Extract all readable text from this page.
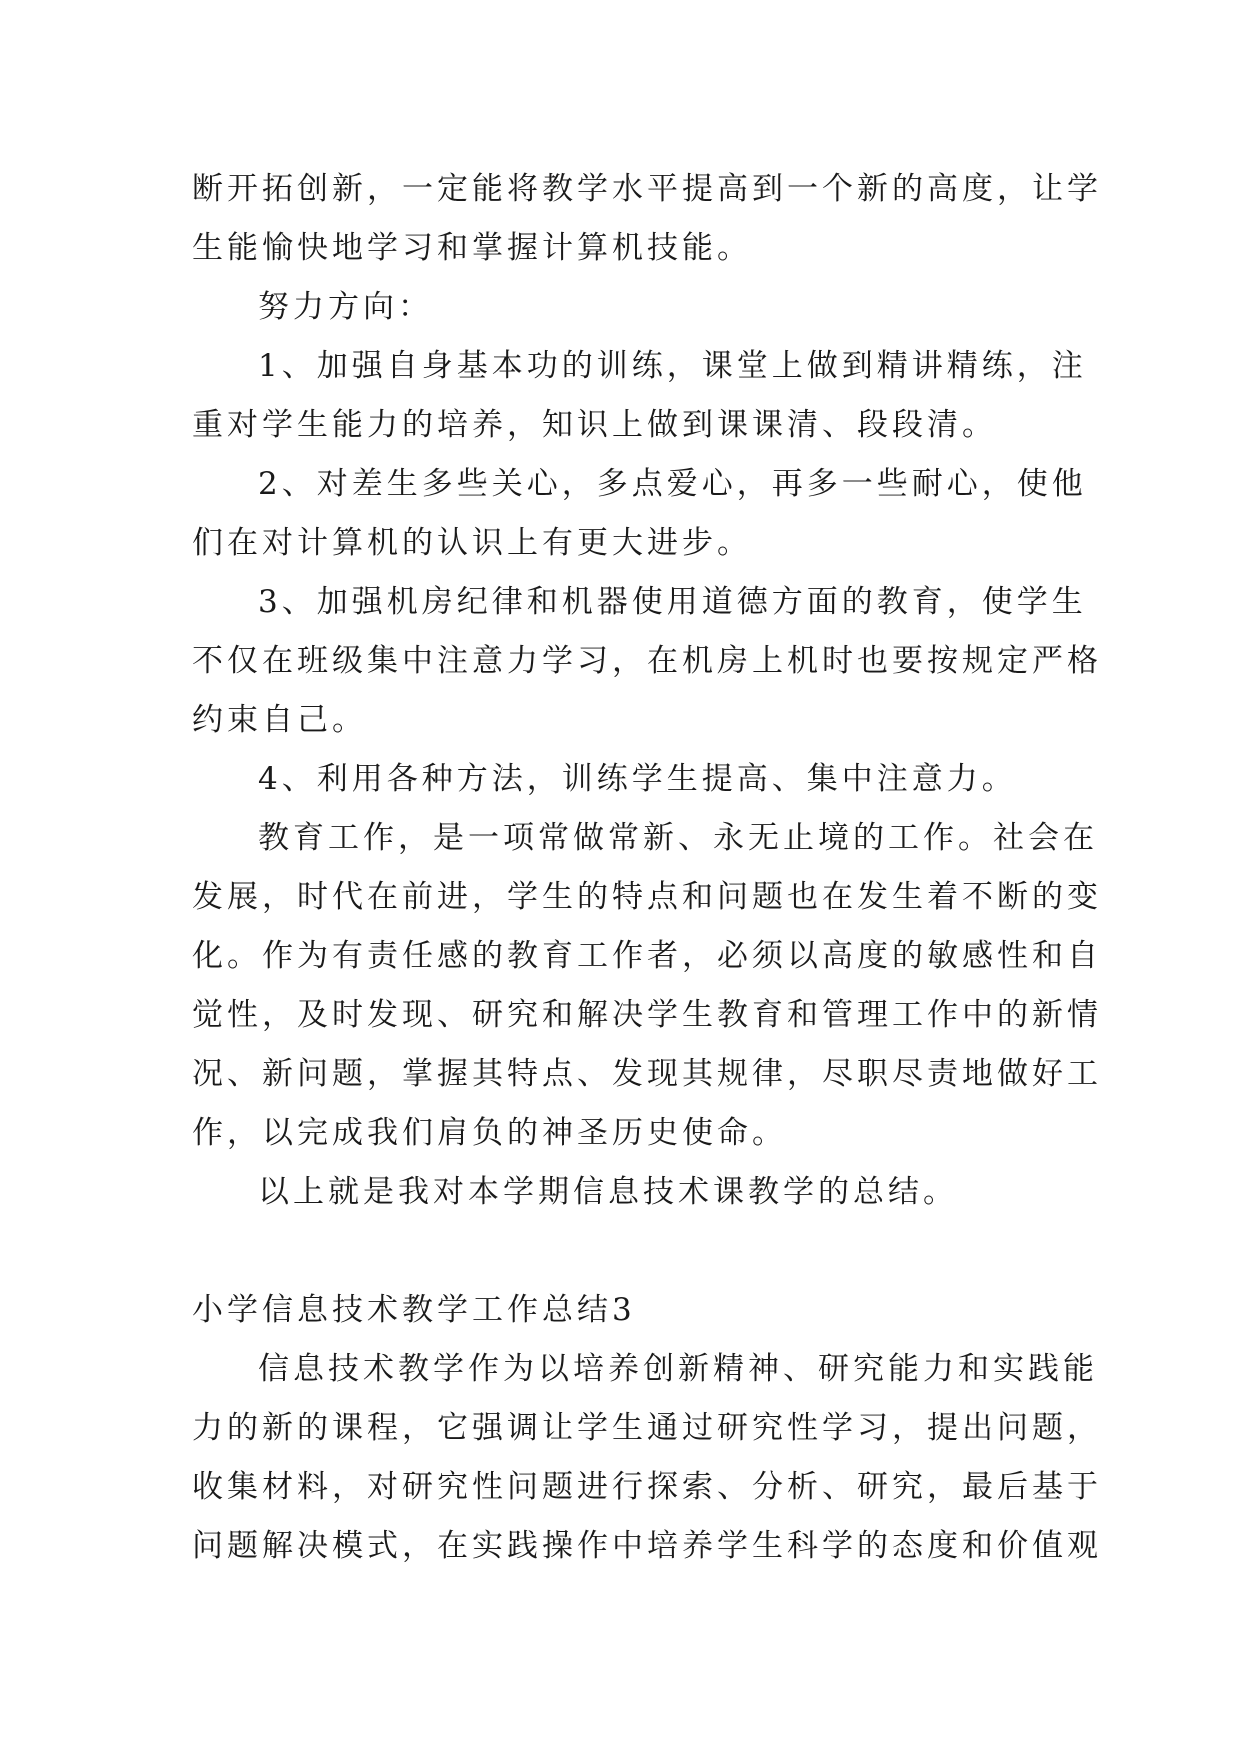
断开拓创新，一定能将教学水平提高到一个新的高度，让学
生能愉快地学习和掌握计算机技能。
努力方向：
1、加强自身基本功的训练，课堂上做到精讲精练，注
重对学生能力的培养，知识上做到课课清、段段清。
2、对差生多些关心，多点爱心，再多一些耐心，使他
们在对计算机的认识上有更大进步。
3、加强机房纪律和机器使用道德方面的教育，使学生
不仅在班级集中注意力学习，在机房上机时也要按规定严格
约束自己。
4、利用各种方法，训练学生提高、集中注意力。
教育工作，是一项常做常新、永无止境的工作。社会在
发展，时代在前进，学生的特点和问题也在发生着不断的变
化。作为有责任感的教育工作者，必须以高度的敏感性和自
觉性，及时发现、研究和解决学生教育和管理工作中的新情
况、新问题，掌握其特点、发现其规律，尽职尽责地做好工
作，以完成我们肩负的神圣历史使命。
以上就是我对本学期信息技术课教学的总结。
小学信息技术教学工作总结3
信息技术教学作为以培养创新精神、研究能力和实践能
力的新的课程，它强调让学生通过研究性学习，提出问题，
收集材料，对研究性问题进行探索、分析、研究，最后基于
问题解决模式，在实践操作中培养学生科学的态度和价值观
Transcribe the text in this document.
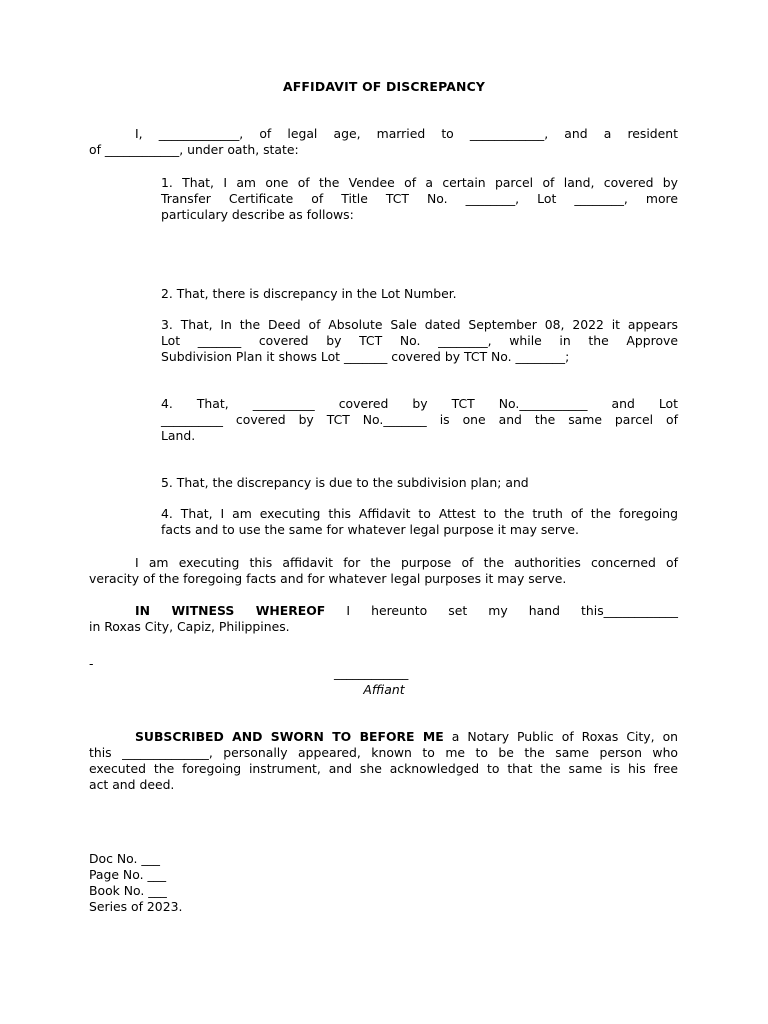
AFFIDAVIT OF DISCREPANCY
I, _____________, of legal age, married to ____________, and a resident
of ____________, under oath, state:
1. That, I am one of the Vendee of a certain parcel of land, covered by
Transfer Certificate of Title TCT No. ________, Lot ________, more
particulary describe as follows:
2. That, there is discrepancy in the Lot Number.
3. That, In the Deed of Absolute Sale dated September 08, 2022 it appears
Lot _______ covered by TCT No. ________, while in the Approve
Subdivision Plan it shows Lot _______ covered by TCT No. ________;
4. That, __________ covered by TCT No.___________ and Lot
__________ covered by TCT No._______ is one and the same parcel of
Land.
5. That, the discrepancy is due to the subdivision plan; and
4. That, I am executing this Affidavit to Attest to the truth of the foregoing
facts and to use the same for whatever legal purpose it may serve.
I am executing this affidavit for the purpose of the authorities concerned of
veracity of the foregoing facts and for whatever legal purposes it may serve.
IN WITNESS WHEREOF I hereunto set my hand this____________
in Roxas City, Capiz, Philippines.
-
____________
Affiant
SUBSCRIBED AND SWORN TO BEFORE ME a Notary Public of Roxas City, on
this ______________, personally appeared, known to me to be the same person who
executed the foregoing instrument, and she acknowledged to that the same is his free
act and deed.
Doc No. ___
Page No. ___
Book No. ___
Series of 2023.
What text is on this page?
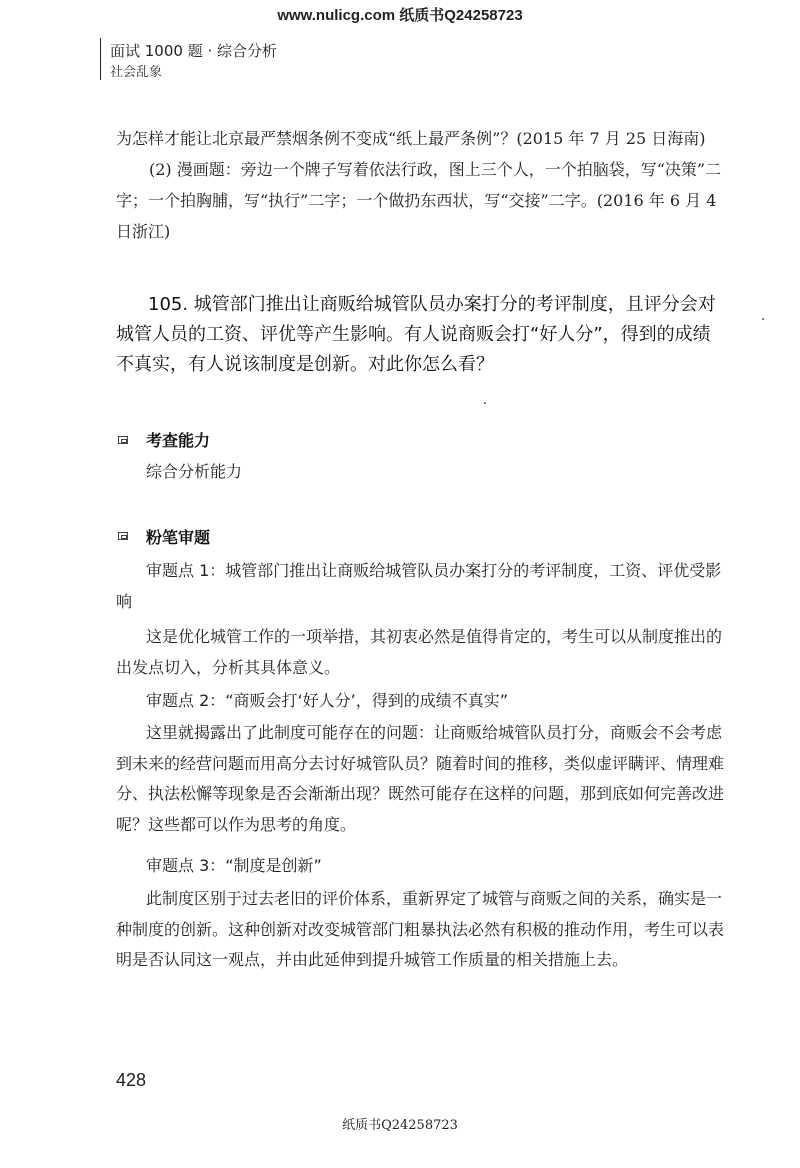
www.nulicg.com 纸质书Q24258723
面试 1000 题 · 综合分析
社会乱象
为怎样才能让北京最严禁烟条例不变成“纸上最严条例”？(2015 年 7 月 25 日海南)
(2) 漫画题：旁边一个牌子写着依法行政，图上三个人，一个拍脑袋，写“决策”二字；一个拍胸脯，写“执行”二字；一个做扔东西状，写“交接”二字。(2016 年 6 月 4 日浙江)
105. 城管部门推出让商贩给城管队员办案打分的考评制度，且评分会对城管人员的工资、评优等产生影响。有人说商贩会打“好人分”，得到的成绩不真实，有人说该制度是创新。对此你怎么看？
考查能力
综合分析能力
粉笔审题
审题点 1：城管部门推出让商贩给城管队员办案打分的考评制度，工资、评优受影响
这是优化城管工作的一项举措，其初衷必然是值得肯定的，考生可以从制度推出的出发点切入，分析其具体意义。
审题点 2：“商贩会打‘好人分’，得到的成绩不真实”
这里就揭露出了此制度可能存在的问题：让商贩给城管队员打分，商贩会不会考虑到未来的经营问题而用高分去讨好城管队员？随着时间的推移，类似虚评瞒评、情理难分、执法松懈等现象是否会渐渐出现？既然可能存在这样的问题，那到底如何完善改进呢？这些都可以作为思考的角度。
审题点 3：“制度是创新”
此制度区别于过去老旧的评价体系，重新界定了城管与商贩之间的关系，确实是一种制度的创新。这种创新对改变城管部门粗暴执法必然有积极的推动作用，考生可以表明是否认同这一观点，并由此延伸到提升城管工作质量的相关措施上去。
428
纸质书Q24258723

....

◆ SET PROBLEM ◆
Show all lines above holding "serve".

◆ IN RESPONSE ◆
facts and to use the same for whatever legal purpose it may serve.
veracity of the foregoing facts and for whatever legal purposes it may serve.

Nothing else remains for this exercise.